**WORK TO COMPLETE**
How many lines of the entries below include the word "After"? Answer with the number alone.

**DATASET ENTRIES**
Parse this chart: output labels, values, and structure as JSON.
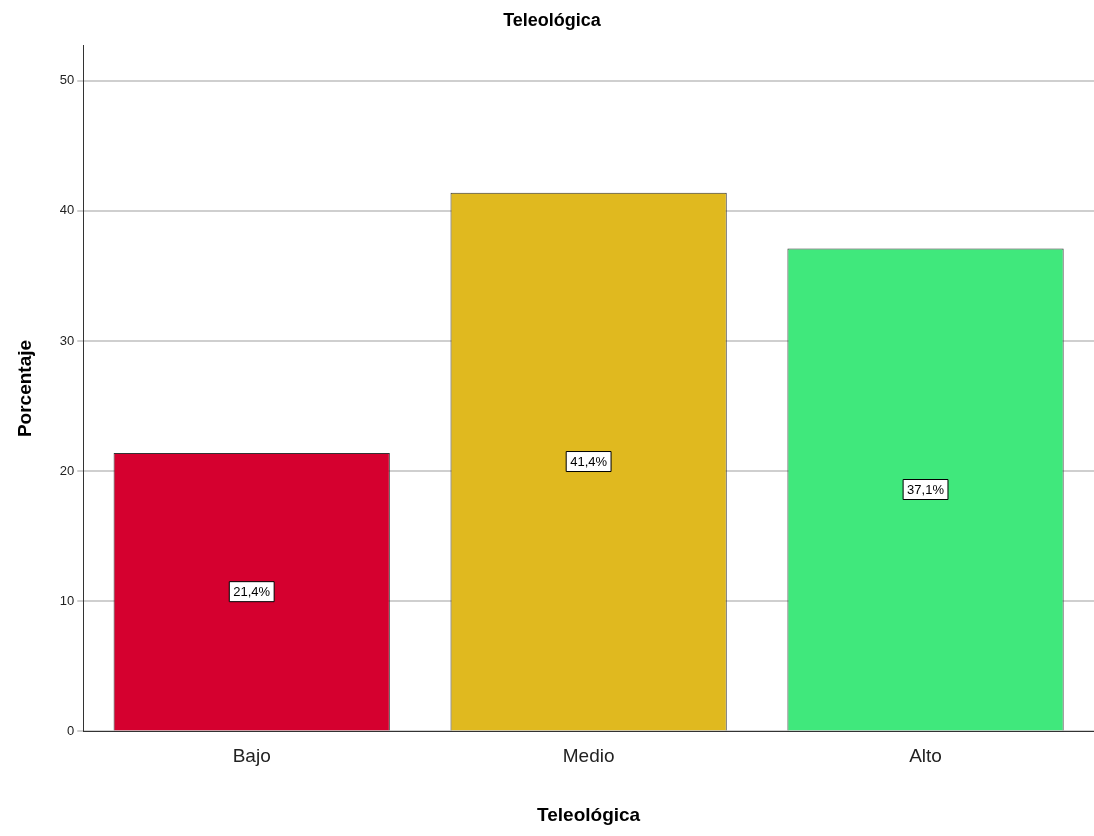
{
  "chart_data": {
    "type": "bar",
    "title": "Teleológica",
    "xlabel": "Teleológica",
    "ylabel": "Porcentaje",
    "categories": [
      "Bajo",
      "Medio",
      "Alto"
    ],
    "values": [
      21.4,
      41.4,
      37.1
    ],
    "colors": [
      "#d5002f",
      "#e0b91f",
      "#40e87c"
    ],
    "value_labels": [
      "21,4%",
      "41,4%",
      "37,1%"
    ],
    "ylim": [
      0,
      52.7
    ],
    "yticks": [
      0,
      10,
      20,
      30,
      40,
      50
    ],
    "grid": "y",
    "legend": false
  }
}
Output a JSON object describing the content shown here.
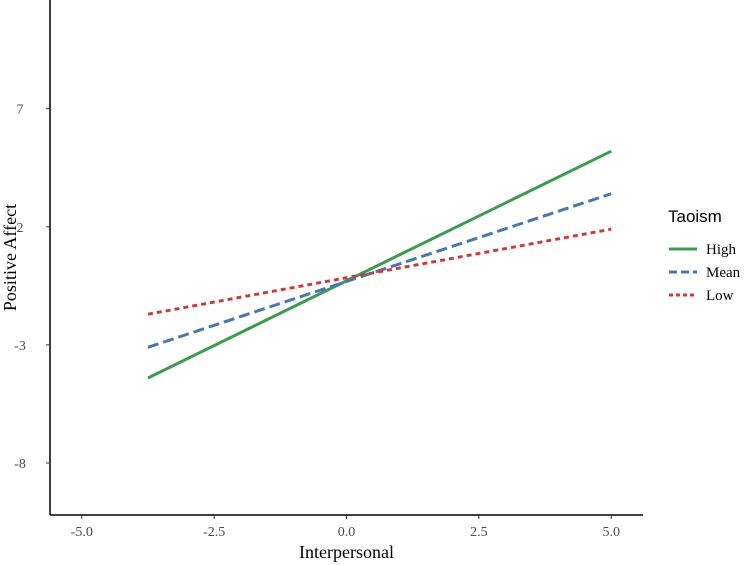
{
  "chart_data": {
    "type": "line",
    "title": "",
    "xlabel": "Interpersonal",
    "ylabel": "Positive Affect",
    "xlim": [
      -5.6,
      5.6
    ],
    "ylim": [
      -10.2,
      11.6
    ],
    "x_ticks": [
      -5.0,
      -2.5,
      0.0,
      2.5,
      5.0
    ],
    "x_tick_labels": [
      "-5.0",
      "-2.5",
      "0.0",
      "2.5",
      "5.0"
    ],
    "y_ticks": [
      -8,
      -3,
      2,
      7
    ],
    "y_tick_labels": [
      "-8",
      "-3",
      "2",
      "7"
    ],
    "grid": false,
    "legend": {
      "title": "Taoism",
      "position": "right"
    },
    "series": [
      {
        "name": "High",
        "x": [
          -3.75,
          5.0
        ],
        "y": [
          -4.4,
          5.2
        ],
        "color": "#3f9a50",
        "dash": "solid"
      },
      {
        "name": "Mean",
        "x": [
          -3.75,
          5.0
        ],
        "y": [
          -3.1,
          3.4
        ],
        "color": "#4a78ad",
        "dash": "long"
      },
      {
        "name": "Low",
        "x": [
          -3.75,
          5.0
        ],
        "y": [
          -1.7,
          1.9
        ],
        "color": "#cc3b3b",
        "dash": "short"
      }
    ]
  }
}
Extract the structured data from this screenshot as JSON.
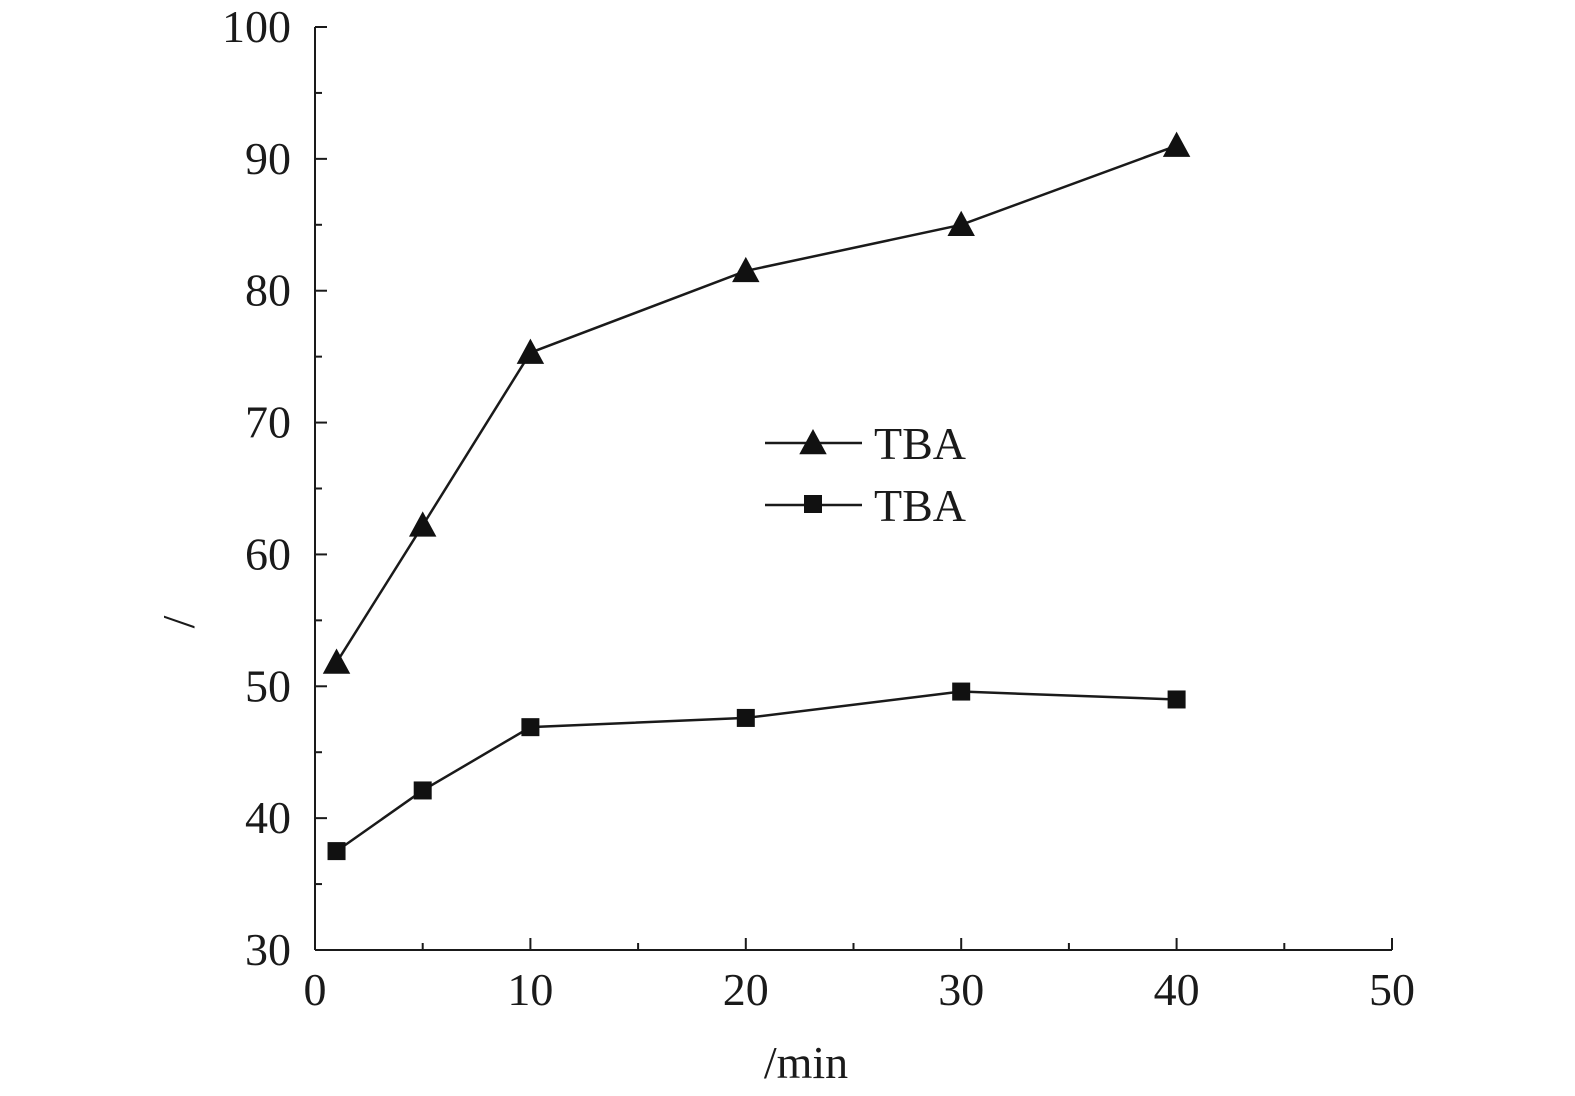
{
  "chart_data": {
    "type": "line",
    "title": "",
    "xlabel": "/min",
    "ylabel": "/",
    "xlim": [
      0,
      50
    ],
    "ylim": [
      30,
      100
    ],
    "xticks": [
      0,
      10,
      20,
      30,
      40,
      50
    ],
    "yticks": [
      30,
      40,
      50,
      60,
      70,
      80,
      90,
      100
    ],
    "grid": false,
    "legend_position": "center",
    "series": [
      {
        "name": "TBA",
        "marker": "triangle",
        "color": "#111111",
        "x": [
          1,
          5,
          10,
          20,
          30,
          40
        ],
        "y": [
          51.8,
          62.2,
          75.3,
          81.5,
          85.0,
          91.0
        ]
      },
      {
        "name": "TBA",
        "marker": "square",
        "color": "#111111",
        "x": [
          1,
          5,
          10,
          20,
          30,
          40
        ],
        "y": [
          37.5,
          42.1,
          46.9,
          47.6,
          49.6,
          49.0
        ]
      }
    ]
  }
}
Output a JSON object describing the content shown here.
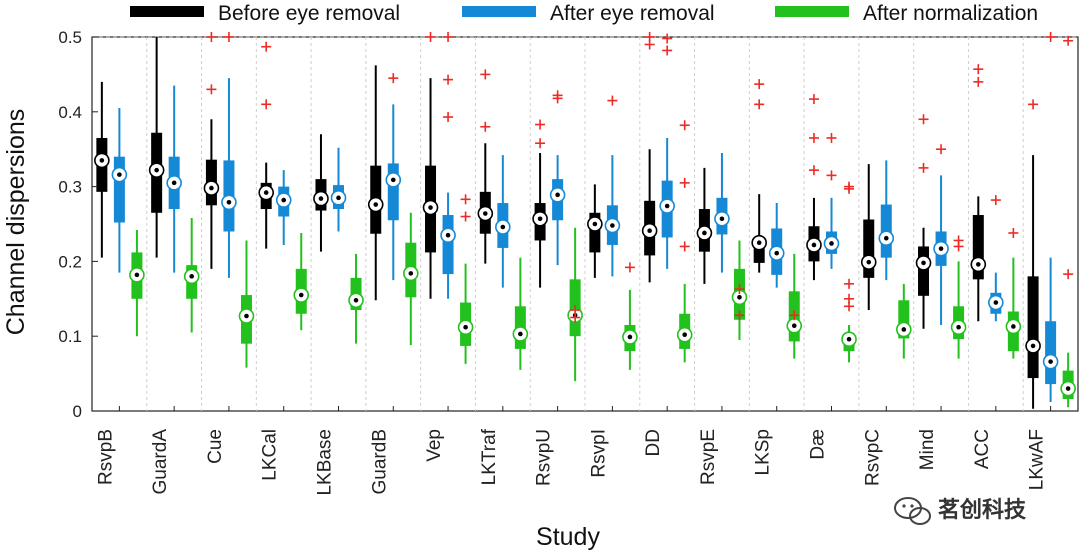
{
  "chart_data": {
    "type": "box",
    "xlabel": "Study",
    "ylabel": "Channel dispersions",
    "ylim": [
      0,
      0.5
    ],
    "yticks": [
      0,
      0.1,
      0.2,
      0.3,
      0.4,
      0.5
    ],
    "ytick_labels": [
      "0",
      "0.1",
      "0.2",
      "0.3",
      "0.4",
      "0.5"
    ],
    "grid": "horizontal dashed at 0.5 only",
    "legend_position": "top",
    "categories": [
      "RsvpB",
      "GuardA",
      "Cue",
      "LKCal",
      "LKBase",
      "GuardB",
      "Vep",
      "LKTraf",
      "RsvpU",
      "RsvpI",
      "DD",
      "RsvpE",
      "LKSp",
      "Dæ",
      "RsvpC",
      "Mind",
      "ACC",
      "LKwAF"
    ],
    "series": [
      {
        "name": "Before eye removal",
        "color": "#000000",
        "boxes": [
          {
            "wlo": 0.205,
            "q1": 0.293,
            "med": 0.335,
            "q3": 0.365,
            "whi": 0.44,
            "outliers": []
          },
          {
            "wlo": 0.205,
            "q1": 0.265,
            "med": 0.322,
            "q3": 0.372,
            "whi": 0.5,
            "outliers": []
          },
          {
            "wlo": 0.19,
            "q1": 0.275,
            "med": 0.298,
            "q3": 0.336,
            "whi": 0.39,
            "outliers": [
              0.43,
              0.5
            ]
          },
          {
            "wlo": 0.217,
            "q1": 0.27,
            "med": 0.292,
            "q3": 0.305,
            "whi": 0.332,
            "outliers": [
              0.41,
              0.487
            ]
          },
          {
            "wlo": 0.213,
            "q1": 0.268,
            "med": 0.284,
            "q3": 0.31,
            "whi": 0.37,
            "outliers": []
          },
          {
            "wlo": 0.148,
            "q1": 0.237,
            "med": 0.276,
            "q3": 0.328,
            "whi": 0.462,
            "outliers": []
          },
          {
            "wlo": 0.15,
            "q1": 0.212,
            "med": 0.272,
            "q3": 0.328,
            "whi": 0.445,
            "outliers": [
              0.5
            ]
          },
          {
            "wlo": 0.197,
            "q1": 0.237,
            "med": 0.264,
            "q3": 0.293,
            "whi": 0.358,
            "outliers": [
              0.38,
              0.45
            ]
          },
          {
            "wlo": 0.165,
            "q1": 0.228,
            "med": 0.257,
            "q3": 0.278,
            "whi": 0.345,
            "outliers": [
              0.358,
              0.383
            ]
          },
          {
            "wlo": 0.178,
            "q1": 0.212,
            "med": 0.25,
            "q3": 0.265,
            "whi": 0.303,
            "outliers": []
          },
          {
            "wlo": 0.172,
            "q1": 0.208,
            "med": 0.241,
            "q3": 0.281,
            "whi": 0.35,
            "outliers": [
              0.49,
              0.5
            ]
          },
          {
            "wlo": 0.17,
            "q1": 0.213,
            "med": 0.238,
            "q3": 0.27,
            "whi": 0.325,
            "outliers": []
          },
          {
            "wlo": 0.185,
            "q1": 0.198,
            "med": 0.225,
            "q3": 0.232,
            "whi": 0.29,
            "outliers": [
              0.41,
              0.437
            ]
          },
          {
            "wlo": 0.175,
            "q1": 0.2,
            "med": 0.222,
            "q3": 0.247,
            "whi": 0.285,
            "outliers": [
              0.322,
              0.365,
              0.417
            ]
          },
          {
            "wlo": 0.135,
            "q1": 0.178,
            "med": 0.199,
            "q3": 0.256,
            "whi": 0.33,
            "outliers": []
          },
          {
            "wlo": 0.11,
            "q1": 0.154,
            "med": 0.198,
            "q3": 0.22,
            "whi": 0.245,
            "outliers": [
              0.325,
              0.39
            ]
          },
          {
            "wlo": 0.12,
            "q1": 0.176,
            "med": 0.196,
            "q3": 0.262,
            "whi": 0.287,
            "outliers": [
              0.44,
              0.457
            ]
          },
          {
            "wlo": 0.003,
            "q1": 0.044,
            "med": 0.087,
            "q3": 0.18,
            "whi": 0.342,
            "outliers": [
              0.41
            ]
          }
        ]
      },
      {
        "name": "After eye removal",
        "color": "#1589d6",
        "boxes": [
          {
            "wlo": 0.185,
            "q1": 0.252,
            "med": 0.316,
            "q3": 0.34,
            "whi": 0.405,
            "outliers": []
          },
          {
            "wlo": 0.185,
            "q1": 0.27,
            "med": 0.305,
            "q3": 0.34,
            "whi": 0.435,
            "outliers": []
          },
          {
            "wlo": 0.178,
            "q1": 0.24,
            "med": 0.279,
            "q3": 0.335,
            "whi": 0.445,
            "outliers": [
              0.5
            ]
          },
          {
            "wlo": 0.222,
            "q1": 0.26,
            "med": 0.282,
            "q3": 0.3,
            "whi": 0.322,
            "outliers": []
          },
          {
            "wlo": 0.24,
            "q1": 0.27,
            "med": 0.285,
            "q3": 0.302,
            "whi": 0.352,
            "outliers": []
          },
          {
            "wlo": 0.175,
            "q1": 0.255,
            "med": 0.309,
            "q3": 0.331,
            "whi": 0.41,
            "outliers": [
              0.445
            ]
          },
          {
            "wlo": 0.15,
            "q1": 0.183,
            "med": 0.235,
            "q3": 0.262,
            "whi": 0.292,
            "outliers": [
              0.393,
              0.443,
              0.5
            ]
          },
          {
            "wlo": 0.165,
            "q1": 0.218,
            "med": 0.246,
            "q3": 0.278,
            "whi": 0.342,
            "outliers": []
          },
          {
            "wlo": 0.195,
            "q1": 0.255,
            "med": 0.289,
            "q3": 0.31,
            "whi": 0.342,
            "outliers": [
              0.418,
              0.422
            ]
          },
          {
            "wlo": 0.18,
            "q1": 0.222,
            "med": 0.248,
            "q3": 0.275,
            "whi": 0.342,
            "outliers": [
              0.415
            ]
          },
          {
            "wlo": 0.19,
            "q1": 0.232,
            "med": 0.274,
            "q3": 0.308,
            "whi": 0.365,
            "outliers": [
              0.482,
              0.498
            ]
          },
          {
            "wlo": 0.185,
            "q1": 0.236,
            "med": 0.257,
            "q3": 0.285,
            "whi": 0.345,
            "outliers": []
          },
          {
            "wlo": 0.165,
            "q1": 0.182,
            "med": 0.211,
            "q3": 0.244,
            "whi": 0.278,
            "outliers": []
          },
          {
            "wlo": 0.19,
            "q1": 0.21,
            "med": 0.224,
            "q3": 0.24,
            "whi": 0.285,
            "outliers": [
              0.315,
              0.365
            ]
          },
          {
            "wlo": 0.175,
            "q1": 0.205,
            "med": 0.231,
            "q3": 0.276,
            "whi": 0.335,
            "outliers": []
          },
          {
            "wlo": 0.115,
            "q1": 0.194,
            "med": 0.217,
            "q3": 0.24,
            "whi": 0.315,
            "outliers": [
              0.35
            ]
          },
          {
            "wlo": 0.12,
            "q1": 0.13,
            "med": 0.145,
            "q3": 0.158,
            "whi": 0.185,
            "outliers": [
              0.282
            ]
          },
          {
            "wlo": 0.012,
            "q1": 0.036,
            "med": 0.066,
            "q3": 0.12,
            "whi": 0.205,
            "outliers": [
              0.5
            ]
          }
        ]
      },
      {
        "name": "After normalization",
        "color": "#22c11d",
        "boxes": [
          {
            "wlo": 0.1,
            "q1": 0.15,
            "med": 0.182,
            "q3": 0.212,
            "whi": 0.242,
            "outliers": []
          },
          {
            "wlo": 0.105,
            "q1": 0.15,
            "med": 0.18,
            "q3": 0.195,
            "whi": 0.258,
            "outliers": []
          },
          {
            "wlo": 0.058,
            "q1": 0.09,
            "med": 0.127,
            "q3": 0.155,
            "whi": 0.228,
            "outliers": []
          },
          {
            "wlo": 0.108,
            "q1": 0.13,
            "med": 0.155,
            "q3": 0.19,
            "whi": 0.238,
            "outliers": []
          },
          {
            "wlo": 0.09,
            "q1": 0.135,
            "med": 0.148,
            "q3": 0.178,
            "whi": 0.21,
            "outliers": []
          },
          {
            "wlo": 0.088,
            "q1": 0.152,
            "med": 0.184,
            "q3": 0.225,
            "whi": 0.265,
            "outliers": []
          },
          {
            "wlo": 0.063,
            "q1": 0.087,
            "med": 0.112,
            "q3": 0.145,
            "whi": 0.197,
            "outliers": [
              0.26,
              0.283
            ]
          },
          {
            "wlo": 0.055,
            "q1": 0.083,
            "med": 0.103,
            "q3": 0.14,
            "whi": 0.205,
            "outliers": []
          },
          {
            "wlo": 0.04,
            "q1": 0.1,
            "med": 0.128,
            "q3": 0.176,
            "whi": 0.245,
            "outliers": [
              0.125,
              0.135
            ]
          },
          {
            "wlo": 0.055,
            "q1": 0.08,
            "med": 0.099,
            "q3": 0.115,
            "whi": 0.162,
            "outliers": [
              0.192
            ]
          },
          {
            "wlo": 0.065,
            "q1": 0.083,
            "med": 0.102,
            "q3": 0.13,
            "whi": 0.17,
            "outliers": [
              0.22,
              0.305,
              0.382
            ]
          },
          {
            "wlo": 0.095,
            "q1": 0.122,
            "med": 0.152,
            "q3": 0.19,
            "whi": 0.228,
            "outliers": [
              0.128,
              0.163
            ]
          },
          {
            "wlo": 0.07,
            "q1": 0.093,
            "med": 0.114,
            "q3": 0.16,
            "whi": 0.21,
            "outliers": [
              0.128
            ]
          },
          {
            "wlo": 0.065,
            "q1": 0.08,
            "med": 0.096,
            "q3": 0.1,
            "whi": 0.115,
            "outliers": [
              0.14,
              0.15,
              0.17,
              0.297,
              0.3
            ]
          },
          {
            "wlo": 0.07,
            "q1": 0.097,
            "med": 0.109,
            "q3": 0.148,
            "whi": 0.17,
            "outliers": []
          },
          {
            "wlo": 0.07,
            "q1": 0.096,
            "med": 0.112,
            "q3": 0.14,
            "whi": 0.2,
            "outliers": [
              0.22,
              0.228
            ]
          },
          {
            "wlo": 0.07,
            "q1": 0.08,
            "med": 0.113,
            "q3": 0.133,
            "whi": 0.205,
            "outliers": [
              0.238
            ]
          },
          {
            "wlo": 0.005,
            "q1": 0.016,
            "med": 0.03,
            "q3": 0.054,
            "whi": 0.078,
            "outliers": [
              0.183,
              0.495
            ]
          }
        ]
      }
    ],
    "outlier_color": "#ee2a24"
  },
  "watermark": {
    "text": "茗创科技",
    "icon": "wechat-icon"
  }
}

**RESPONSE**
2